- [BRIEF 1]:
Name every quantity that the passage on the USE method says to measure for each resource.
- [BRIEF 2]:
From the passage on the USE method, write out word for word the stretch starting at "Enumerate the resources, measure" and ending at "resources look fine.".
- [BRIEF 3]:
Answer these from the passage on the USE method:
(a) What does the method require you to take the time to understand?
(b) Over how many years has the writer begun learning more about hardware limitations on production systems?
(c) What could measuring resources and setting warning and error thresholds decrease?

- [EXTRACT PROVIDED]:

**********

Enumerate the resources, measure errors, utilization, and saturation of that resource, repeat.
I like the simplicity of the USE method. As an engineer who in the last 4 years has begun to learn more about hardware (virtual and physical) limitations on production systems, this is a nice back-to-basics approach. It requires that you take the time to understand your hardware. How is your RAID array configured? Do you know how to measure errors, utilization, and saturation of that system? This is therefore useful for, say, an SRE who is encountering a performance regression in a technology new to them. What resources does it use? Measure errors, utilization, and saturation until you’ve found a resource that is bottlenecked, or until all resources look fine.
I wonder how methodologies like this could be used to improve alerts: measuring these resources & setting warning and error thresholds would go a long way to decreasing mean time to diagnose. If checking these were so automatic and so built into monitoring systems & tooling, could we move past an entire class of performance problems more quickly? Could this process be so well automated that performance regressions can be fixed automatically by programs without human intervention? Perhaps some of that can be accomplished.

**********

- [RAW DATA]:

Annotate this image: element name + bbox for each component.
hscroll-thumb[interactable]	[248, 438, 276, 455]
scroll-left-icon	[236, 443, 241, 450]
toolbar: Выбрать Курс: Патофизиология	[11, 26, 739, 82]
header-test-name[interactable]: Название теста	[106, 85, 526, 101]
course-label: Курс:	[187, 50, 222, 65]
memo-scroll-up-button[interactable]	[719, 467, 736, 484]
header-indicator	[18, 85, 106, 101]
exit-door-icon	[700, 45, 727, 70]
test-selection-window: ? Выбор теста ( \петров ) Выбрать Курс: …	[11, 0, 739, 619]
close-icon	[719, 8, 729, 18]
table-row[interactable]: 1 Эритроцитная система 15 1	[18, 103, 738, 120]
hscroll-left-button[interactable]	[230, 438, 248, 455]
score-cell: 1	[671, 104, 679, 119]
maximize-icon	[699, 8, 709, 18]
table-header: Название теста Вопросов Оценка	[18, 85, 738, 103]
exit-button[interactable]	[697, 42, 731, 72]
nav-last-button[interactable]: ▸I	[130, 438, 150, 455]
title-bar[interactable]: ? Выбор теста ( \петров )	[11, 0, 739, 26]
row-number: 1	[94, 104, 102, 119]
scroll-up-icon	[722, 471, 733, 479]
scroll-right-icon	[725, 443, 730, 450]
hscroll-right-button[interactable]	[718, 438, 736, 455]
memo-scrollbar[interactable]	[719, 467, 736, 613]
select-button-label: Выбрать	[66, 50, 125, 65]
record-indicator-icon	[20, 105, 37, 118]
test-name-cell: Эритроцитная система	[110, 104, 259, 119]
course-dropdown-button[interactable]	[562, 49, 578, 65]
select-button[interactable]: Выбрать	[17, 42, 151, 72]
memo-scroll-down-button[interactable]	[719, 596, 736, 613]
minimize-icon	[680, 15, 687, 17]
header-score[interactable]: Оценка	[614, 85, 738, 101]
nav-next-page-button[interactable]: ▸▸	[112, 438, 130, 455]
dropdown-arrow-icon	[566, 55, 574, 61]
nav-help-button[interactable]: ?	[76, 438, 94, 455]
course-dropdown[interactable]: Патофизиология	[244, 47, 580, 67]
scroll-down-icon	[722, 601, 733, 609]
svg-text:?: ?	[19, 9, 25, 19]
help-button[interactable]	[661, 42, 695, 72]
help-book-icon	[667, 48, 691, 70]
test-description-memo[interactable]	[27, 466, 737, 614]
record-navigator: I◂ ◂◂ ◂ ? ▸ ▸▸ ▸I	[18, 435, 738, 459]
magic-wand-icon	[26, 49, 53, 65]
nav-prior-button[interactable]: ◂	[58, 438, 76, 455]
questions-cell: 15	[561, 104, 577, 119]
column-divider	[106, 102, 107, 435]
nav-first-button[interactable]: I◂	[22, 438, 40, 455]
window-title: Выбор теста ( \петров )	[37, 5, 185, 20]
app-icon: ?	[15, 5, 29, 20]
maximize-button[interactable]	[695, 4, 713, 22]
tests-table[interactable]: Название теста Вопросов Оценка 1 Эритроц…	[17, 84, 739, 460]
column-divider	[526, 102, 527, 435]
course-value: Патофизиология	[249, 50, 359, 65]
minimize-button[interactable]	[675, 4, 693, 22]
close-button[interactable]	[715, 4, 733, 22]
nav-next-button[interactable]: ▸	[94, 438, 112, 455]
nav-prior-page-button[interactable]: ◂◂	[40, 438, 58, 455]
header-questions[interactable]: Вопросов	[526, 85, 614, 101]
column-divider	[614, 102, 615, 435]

**********

- [ANSWER AREA 1]:
errors, utilization, saturation

- [ANSWER AREA 2]:
Enumerate the resources, measure errors, utilization, and saturation of that resource, repeat.
I like the simplicity of the USE method. As an engineer who in the last 4 years has begun to learn more about hardware (virtual and physical) limitations on production systems, this is a nice back-to-basics approach. It requires that you take the time to understand your hardware. How is your RAID array configured? Do you know how to measure errors, utilization, and saturation of that system? This is therefore useful for, say, an SRE who is encountering a performance regression in a technology new to them. What resources does it use? Measure errors, utilization, and saturation until you’ve found a resource that is bottlenecked, or until all resources look fine.

- [ANSWER AREA 3]:
(a) Your hardware.
(b) The last 4 years.
(c) Mean time to diagnose.